REQUEST: Skip the pictures and quote all of the lines exactly.

Dataset items:
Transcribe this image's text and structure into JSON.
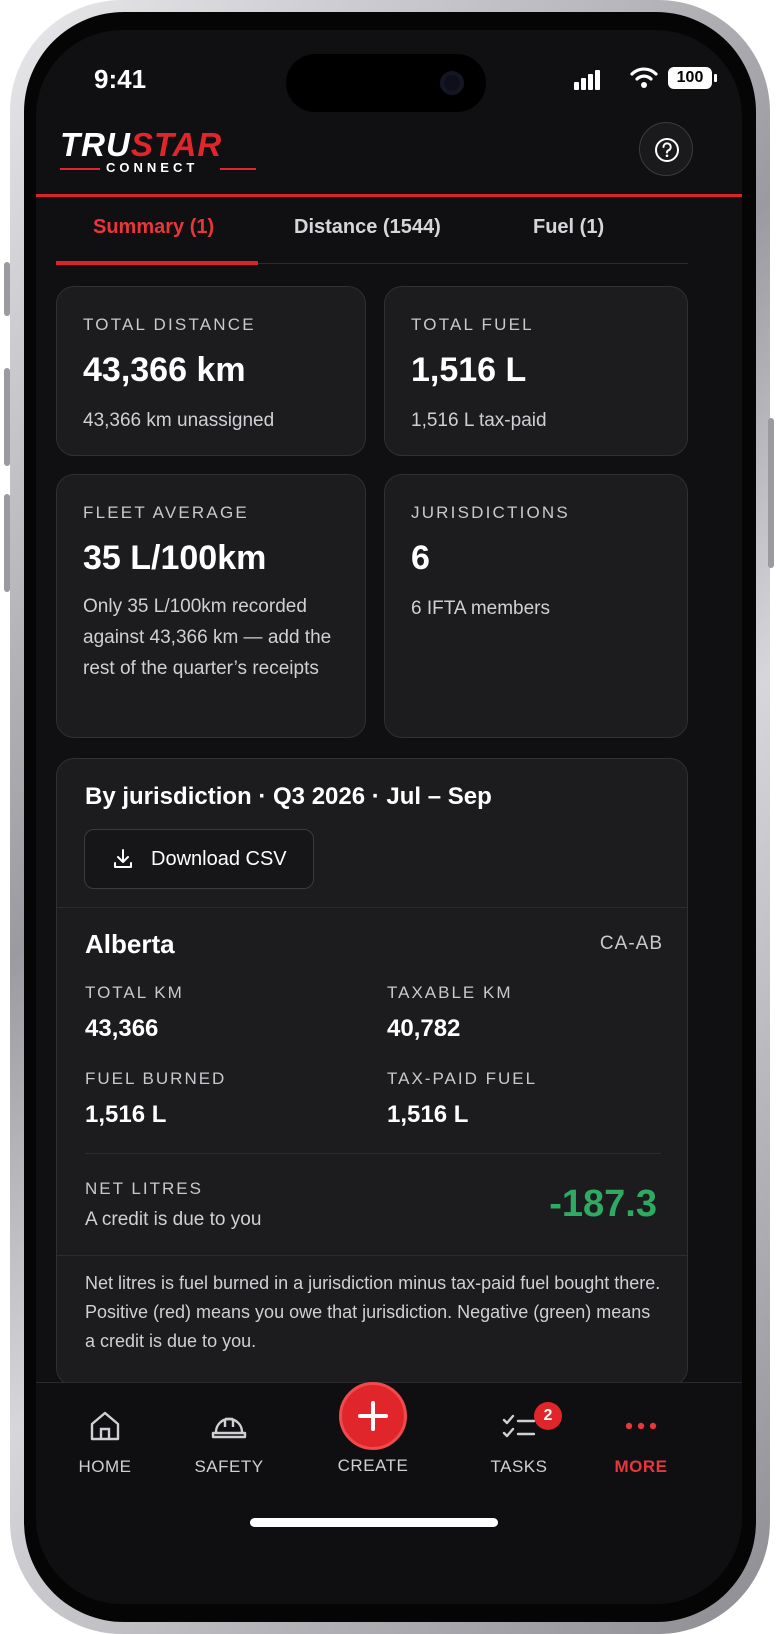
{
  "status_bar": {
    "time": "9:41",
    "battery": "100"
  },
  "brand": {
    "logo_main": "TRUSTAR",
    "logo_main_red": "STAR",
    "logo_sub": "CONNECT"
  },
  "tabs": [
    {
      "label": "Summary (1)",
      "active": true
    },
    {
      "label": "Distance (1544)",
      "active": false
    },
    {
      "label": "Fuel (1)",
      "active": false
    }
  ],
  "cards": {
    "total_distance": {
      "label": "TOTAL DISTANCE",
      "value": "43,366 km",
      "sub": "43,366 km unassigned"
    },
    "total_fuel": {
      "label": "TOTAL FUEL",
      "value": "1,516 L",
      "sub": "1,516 L tax-paid"
    },
    "fleet_average": {
      "label": "FLEET AVERAGE",
      "value": "35 L/100km",
      "sub": "Only 35 L/100km recorded against 43,366 km — add the rest of the quarter’s receipts"
    },
    "jurisdictions": {
      "label": "JURISDICTIONS",
      "value": "6",
      "sub": "6 IFTA members"
    }
  },
  "jurisdiction_section": {
    "title": "By jurisdiction · Q3 2026 · Jul – Sep",
    "download_label": "Download CSV",
    "region": "Alberta",
    "region_code": "CA-AB",
    "total_km_label": "TOTAL KM",
    "total_km": "43,366",
    "taxable_km_label": "TAXABLE KM",
    "taxable_km": "40,782",
    "fuel_burned_label": "FUEL BURNED",
    "fuel_burned": "1,516 L",
    "tax_paid_fuel_label": "TAX-PAID FUEL",
    "tax_paid_fuel": "1,516 L",
    "net_litres_label": "NET LITRES",
    "net_litres_sub": "A credit is due to you",
    "net_litres_value": "-187.3",
    "footnote": "Net litres is fuel burned in a jurisdiction minus tax-paid fuel bought there. Positive (red) means you owe that jurisdiction. Negative (green) means a credit is due to you."
  },
  "bottom_nav": {
    "home": "HOME",
    "safety": "SAFETY",
    "create": "CREATE",
    "tasks": "TASKS",
    "tasks_badge": "2",
    "more": "MORE"
  },
  "colors": {
    "accent": "#e0262a",
    "credit": "#2eaa62",
    "background": "#101012",
    "card": "#1c1c1f"
  }
}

CORRECT OUTPUT:
Transcribe this image's text and structure into JSON.
{
  "status_bar": {
    "time": "9:41",
    "battery": "100"
  },
  "brand": {
    "logo_main": "TRUSTAR",
    "logo_main_red": "STAR",
    "logo_sub": "CONNECT"
  },
  "tabs": [
    {
      "label": "Summary (1)",
      "active": true
    },
    {
      "label": "Distance (1544)",
      "active": false
    },
    {
      "label": "Fuel (1)",
      "active": false
    }
  ],
  "cards": {
    "total_distance": {
      "label": "TOTAL DISTANCE",
      "value": "43,366 km",
      "sub": "43,366 km unassigned"
    },
    "total_fuel": {
      "label": "TOTAL FUEL",
      "value": "1,516 L",
      "sub": "1,516 L tax-paid"
    },
    "fleet_average": {
      "label": "FLEET AVERAGE",
      "value": "35 L/100km",
      "sub": "Only 35 L/100km recorded against 43,366 km — add the rest of the quarter’s receipts"
    },
    "jurisdictions": {
      "label": "JURISDICTIONS",
      "value": "6",
      "sub": "6 IFTA members"
    }
  },
  "jurisdiction_section": {
    "title": "By jurisdiction · Q3 2026 · Jul – Sep",
    "download_label": "Download CSV",
    "region": "Alberta",
    "region_code": "CA-AB",
    "total_km_label": "TOTAL KM",
    "total_km": "43,366",
    "taxable_km_label": "TAXABLE KM",
    "taxable_km": "40,782",
    "fuel_burned_label": "FUEL BURNED",
    "fuel_burned": "1,516 L",
    "tax_paid_fuel_label": "TAX-PAID FUEL",
    "tax_paid_fuel": "1,516 L",
    "net_litres_label": "NET LITRES",
    "net_litres_sub": "A credit is due to you",
    "net_litres_value": "-187.3",
    "footnote": "Net litres is fuel burned in a jurisdiction minus tax-paid fuel bought there. Positive (red) means you owe that jurisdiction. Negative (green) means a credit is due to you."
  },
  "bottom_nav": {
    "home": "HOME",
    "safety": "SAFETY",
    "create": "CREATE",
    "tasks": "TASKS",
    "tasks_badge": "2",
    "more": "MORE"
  },
  "colors": {
    "accent": "#e0262a",
    "credit": "#2eaa62",
    "background": "#101012",
    "card": "#1c1c1f"
  }
}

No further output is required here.